= Texto em estudo =
A complexidade em torno das epidemias de dengue, zika e chikungunya requer esforços do campo da ciência, além de ações do poder público, da sociedade civil e individuais a fim de aprimorar as ações de prevenção e combate. O governo brasileiro, por sua vez, trata como prioridade o investimento em novas tecnologias que contribuam para a investigação do vírus zika, mas até que ponto a eticidade dos projetos de pesquisa, especificamente em grávidas (um dos principais focos de preocupação), é discutida ou até mesmo considerada? É aceitável que se façam pesquisas sem os níveis primordiais de segurança? É a respeito desse tema que o Centro de Estudos Miguel Murat de Vasconcelos se debruçará na próxima segunda-feira (4/4), ocasião em que receberá o coordenador da Comissão Nacional de Ética em Pesquisa (Conep), Jorge Venâncio, e a pesquisadora da Universidade de Brasília Débora Diniz para o debate Zika: a ética em pesquisas e em questões de gênero. O Ceensp, coordenado pelo pesquisador da ENSP Sergio Rego, está marcado para as 14 horas, no auditório térreo da ENSP.

= Listagem fornecida =

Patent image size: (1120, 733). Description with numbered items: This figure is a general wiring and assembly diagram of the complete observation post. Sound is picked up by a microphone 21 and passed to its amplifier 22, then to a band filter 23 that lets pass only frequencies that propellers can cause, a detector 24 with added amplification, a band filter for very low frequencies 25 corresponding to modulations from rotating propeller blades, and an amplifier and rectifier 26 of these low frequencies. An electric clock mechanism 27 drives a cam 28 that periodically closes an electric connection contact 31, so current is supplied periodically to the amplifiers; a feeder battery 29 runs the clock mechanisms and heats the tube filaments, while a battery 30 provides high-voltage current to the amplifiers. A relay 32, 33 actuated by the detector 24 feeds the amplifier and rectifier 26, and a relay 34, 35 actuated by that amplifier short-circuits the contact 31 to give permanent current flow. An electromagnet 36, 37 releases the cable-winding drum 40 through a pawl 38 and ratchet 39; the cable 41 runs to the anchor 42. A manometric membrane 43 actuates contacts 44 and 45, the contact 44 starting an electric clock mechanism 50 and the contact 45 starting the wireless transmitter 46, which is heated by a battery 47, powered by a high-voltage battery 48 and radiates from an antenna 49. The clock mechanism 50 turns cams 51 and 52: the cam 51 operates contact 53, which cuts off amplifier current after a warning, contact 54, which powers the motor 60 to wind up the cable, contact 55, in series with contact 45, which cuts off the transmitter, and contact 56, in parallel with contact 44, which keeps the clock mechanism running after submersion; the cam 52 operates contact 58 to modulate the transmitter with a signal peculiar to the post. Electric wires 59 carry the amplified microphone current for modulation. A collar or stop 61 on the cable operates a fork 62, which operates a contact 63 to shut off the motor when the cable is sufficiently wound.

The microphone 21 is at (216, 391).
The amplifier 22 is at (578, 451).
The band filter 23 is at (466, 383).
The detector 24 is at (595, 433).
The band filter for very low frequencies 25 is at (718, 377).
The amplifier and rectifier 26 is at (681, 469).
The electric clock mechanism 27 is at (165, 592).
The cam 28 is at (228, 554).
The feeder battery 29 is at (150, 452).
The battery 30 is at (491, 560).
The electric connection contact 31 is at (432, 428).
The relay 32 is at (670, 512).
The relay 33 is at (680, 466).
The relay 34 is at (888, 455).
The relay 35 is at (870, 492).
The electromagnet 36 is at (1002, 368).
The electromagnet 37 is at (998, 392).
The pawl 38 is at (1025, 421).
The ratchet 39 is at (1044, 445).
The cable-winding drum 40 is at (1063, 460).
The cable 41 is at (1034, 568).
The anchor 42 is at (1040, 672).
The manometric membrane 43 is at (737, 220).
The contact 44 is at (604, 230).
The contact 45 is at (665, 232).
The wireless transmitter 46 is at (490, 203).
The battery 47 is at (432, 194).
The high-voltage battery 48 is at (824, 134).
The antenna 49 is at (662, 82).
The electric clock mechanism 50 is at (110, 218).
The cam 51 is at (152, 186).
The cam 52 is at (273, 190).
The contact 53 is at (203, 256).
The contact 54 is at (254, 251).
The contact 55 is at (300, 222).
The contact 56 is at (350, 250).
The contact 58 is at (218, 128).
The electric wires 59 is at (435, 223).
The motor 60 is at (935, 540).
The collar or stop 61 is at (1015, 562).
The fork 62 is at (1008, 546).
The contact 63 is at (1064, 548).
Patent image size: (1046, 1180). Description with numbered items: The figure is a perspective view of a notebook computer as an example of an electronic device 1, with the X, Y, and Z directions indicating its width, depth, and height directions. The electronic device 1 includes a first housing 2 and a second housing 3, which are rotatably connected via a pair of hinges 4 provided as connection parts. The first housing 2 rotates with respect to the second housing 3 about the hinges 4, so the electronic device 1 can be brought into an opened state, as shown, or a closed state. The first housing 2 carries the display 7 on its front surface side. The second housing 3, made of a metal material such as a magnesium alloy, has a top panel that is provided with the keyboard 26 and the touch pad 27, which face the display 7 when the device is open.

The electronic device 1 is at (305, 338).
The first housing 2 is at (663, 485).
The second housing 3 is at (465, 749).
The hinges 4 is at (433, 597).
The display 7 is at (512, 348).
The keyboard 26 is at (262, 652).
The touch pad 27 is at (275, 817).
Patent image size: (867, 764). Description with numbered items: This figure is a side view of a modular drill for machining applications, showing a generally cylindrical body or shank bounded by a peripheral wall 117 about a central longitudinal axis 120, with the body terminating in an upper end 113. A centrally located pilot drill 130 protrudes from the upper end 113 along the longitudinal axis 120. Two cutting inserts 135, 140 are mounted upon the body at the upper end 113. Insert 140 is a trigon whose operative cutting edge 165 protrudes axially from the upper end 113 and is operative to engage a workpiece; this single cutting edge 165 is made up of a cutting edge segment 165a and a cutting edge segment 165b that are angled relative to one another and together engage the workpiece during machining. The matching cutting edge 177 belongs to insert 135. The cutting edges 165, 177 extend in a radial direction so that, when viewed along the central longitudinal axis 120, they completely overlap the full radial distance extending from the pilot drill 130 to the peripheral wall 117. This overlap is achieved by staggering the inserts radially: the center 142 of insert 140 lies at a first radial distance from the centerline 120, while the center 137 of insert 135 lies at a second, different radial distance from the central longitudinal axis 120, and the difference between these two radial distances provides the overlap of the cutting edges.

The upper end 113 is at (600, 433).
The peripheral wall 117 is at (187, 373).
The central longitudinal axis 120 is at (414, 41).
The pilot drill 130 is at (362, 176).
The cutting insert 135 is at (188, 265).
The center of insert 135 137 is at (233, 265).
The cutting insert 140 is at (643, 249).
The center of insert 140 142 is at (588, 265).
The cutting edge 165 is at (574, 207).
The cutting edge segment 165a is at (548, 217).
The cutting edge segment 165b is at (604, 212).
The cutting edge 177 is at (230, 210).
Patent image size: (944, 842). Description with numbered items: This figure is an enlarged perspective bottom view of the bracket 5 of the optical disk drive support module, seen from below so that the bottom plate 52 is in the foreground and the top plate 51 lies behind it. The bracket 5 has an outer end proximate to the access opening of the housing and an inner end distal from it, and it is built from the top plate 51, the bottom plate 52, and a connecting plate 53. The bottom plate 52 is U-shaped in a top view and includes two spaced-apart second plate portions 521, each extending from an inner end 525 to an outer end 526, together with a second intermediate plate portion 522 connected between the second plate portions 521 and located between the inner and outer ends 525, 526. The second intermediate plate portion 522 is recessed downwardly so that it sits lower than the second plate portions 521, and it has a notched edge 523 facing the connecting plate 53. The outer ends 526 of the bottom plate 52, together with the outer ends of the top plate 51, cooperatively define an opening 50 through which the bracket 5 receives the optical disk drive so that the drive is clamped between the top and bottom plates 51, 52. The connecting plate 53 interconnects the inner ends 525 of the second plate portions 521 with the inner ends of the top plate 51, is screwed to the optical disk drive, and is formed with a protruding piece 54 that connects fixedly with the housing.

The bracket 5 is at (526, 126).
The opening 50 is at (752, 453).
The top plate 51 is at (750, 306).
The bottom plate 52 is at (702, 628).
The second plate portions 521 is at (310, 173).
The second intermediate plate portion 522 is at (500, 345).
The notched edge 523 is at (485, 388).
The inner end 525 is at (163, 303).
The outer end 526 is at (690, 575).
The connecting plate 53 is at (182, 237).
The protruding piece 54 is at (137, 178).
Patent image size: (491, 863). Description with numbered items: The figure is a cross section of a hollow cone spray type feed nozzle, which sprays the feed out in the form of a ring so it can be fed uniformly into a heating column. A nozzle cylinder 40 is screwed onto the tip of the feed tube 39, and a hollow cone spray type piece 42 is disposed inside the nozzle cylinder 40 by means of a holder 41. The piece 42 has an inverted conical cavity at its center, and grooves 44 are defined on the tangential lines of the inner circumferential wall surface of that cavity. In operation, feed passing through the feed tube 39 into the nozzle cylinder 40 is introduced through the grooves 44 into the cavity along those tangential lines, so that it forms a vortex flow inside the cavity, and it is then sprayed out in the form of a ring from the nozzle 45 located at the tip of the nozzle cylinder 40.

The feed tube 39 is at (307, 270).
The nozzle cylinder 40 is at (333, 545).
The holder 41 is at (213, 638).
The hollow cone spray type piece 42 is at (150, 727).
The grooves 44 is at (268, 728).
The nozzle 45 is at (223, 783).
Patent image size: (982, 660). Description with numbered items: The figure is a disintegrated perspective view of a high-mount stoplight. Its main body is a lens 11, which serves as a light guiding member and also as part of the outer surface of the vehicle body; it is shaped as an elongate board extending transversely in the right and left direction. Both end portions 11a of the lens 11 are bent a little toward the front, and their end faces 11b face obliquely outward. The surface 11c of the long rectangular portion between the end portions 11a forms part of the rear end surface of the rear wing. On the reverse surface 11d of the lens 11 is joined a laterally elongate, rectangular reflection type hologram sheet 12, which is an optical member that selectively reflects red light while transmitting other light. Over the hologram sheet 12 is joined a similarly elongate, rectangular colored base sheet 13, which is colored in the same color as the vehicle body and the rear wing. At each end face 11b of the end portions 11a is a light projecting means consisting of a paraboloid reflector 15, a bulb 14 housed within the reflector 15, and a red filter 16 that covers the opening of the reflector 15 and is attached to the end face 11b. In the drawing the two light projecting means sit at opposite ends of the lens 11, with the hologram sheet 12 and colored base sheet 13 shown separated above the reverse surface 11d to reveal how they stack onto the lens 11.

= Requisitos das tarefas =
**A.** De acordo com o texto sobre o debate da ética em pesquisas com o vírus zika, por que as epidemias de dengue, zika e chikungunya exigem esforços da ciência, do poder público, da sociedade civil e de cada indivíduo? Responda em uma a três frases.
**B.** Por favor, prolongue o texto sobre o debate da ética em pesquisas com o vírus zika a partir da última frase apresentada.

= Respostas por tarefa =
**A.** Esses esforços são necessários para aprimorar as ações de prevenção e combate a essas epidemias, cuja complexidade os exige.

**B.**
Na opinião do coordenador da atividade, o tema do Centro de Estudos destaca dois campos absolutamente cruciais nesse contexto de epidemia do zika vírus. O primeiro deles diz respeito às pesquisas em desenvolvimento. “Os estudos que precisam e vão ser feitos demandarão respostas e análises do nosso sistema de avaliação ética das pesquisas com humanos. Que pesquisas são entendidas como razoáveis para serem feitas? Onde deve ser a alocação prioritária de recursos em pesquisa? Como o sistema de avaliação ética se comportará frente a essa situação de emergência sanitária?”, questionou.
Para ilustrar a importância desse assunto, mencionou os estudos em mulheres grávidas. “Em geral, só fazemos pesquisas clínicas em grávidas depois de se confirmar a segurança dos produtos em não grávidas. Logo, é aceitável que se faça pesquisas em grávidas, um de nossos principais focos de preocupação nessa epidemia, antes de se ter segurança? Que participantes devem ter prioridade para o atendimento?”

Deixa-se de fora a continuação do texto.